## Work to do
Wherever a line in the data below holds "name", copy that line.

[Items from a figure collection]
# # #
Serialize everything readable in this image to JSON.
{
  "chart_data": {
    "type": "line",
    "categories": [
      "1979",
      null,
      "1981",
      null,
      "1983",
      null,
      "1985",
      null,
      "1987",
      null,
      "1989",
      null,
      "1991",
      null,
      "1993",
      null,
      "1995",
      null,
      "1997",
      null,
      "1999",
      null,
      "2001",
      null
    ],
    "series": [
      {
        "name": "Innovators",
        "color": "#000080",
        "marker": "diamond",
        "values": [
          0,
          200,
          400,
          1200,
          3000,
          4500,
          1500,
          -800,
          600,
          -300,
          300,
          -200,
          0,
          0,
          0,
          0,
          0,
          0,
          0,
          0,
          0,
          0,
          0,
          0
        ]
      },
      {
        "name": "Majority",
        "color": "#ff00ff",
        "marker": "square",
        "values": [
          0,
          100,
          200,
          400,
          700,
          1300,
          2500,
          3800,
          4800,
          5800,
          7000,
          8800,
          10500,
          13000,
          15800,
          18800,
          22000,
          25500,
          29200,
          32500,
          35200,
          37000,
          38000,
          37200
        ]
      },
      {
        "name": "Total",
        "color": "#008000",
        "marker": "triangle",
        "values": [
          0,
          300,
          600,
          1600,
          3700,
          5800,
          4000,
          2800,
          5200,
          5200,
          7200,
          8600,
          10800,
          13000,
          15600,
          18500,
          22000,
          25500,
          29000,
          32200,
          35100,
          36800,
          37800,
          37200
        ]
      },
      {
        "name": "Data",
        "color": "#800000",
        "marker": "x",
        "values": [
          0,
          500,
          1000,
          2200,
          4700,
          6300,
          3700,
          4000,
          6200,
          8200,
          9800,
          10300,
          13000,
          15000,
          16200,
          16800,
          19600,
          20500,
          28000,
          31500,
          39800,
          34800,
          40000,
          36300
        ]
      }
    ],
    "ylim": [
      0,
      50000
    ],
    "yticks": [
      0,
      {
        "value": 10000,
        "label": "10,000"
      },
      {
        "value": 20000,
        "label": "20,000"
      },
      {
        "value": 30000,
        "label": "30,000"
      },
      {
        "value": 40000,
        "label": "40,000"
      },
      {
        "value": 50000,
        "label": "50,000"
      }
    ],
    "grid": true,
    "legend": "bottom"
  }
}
# # #
## Written reply
        "name": "Innovators",
        "name": "Majority",
        "name": "Total",
        "name": "Data",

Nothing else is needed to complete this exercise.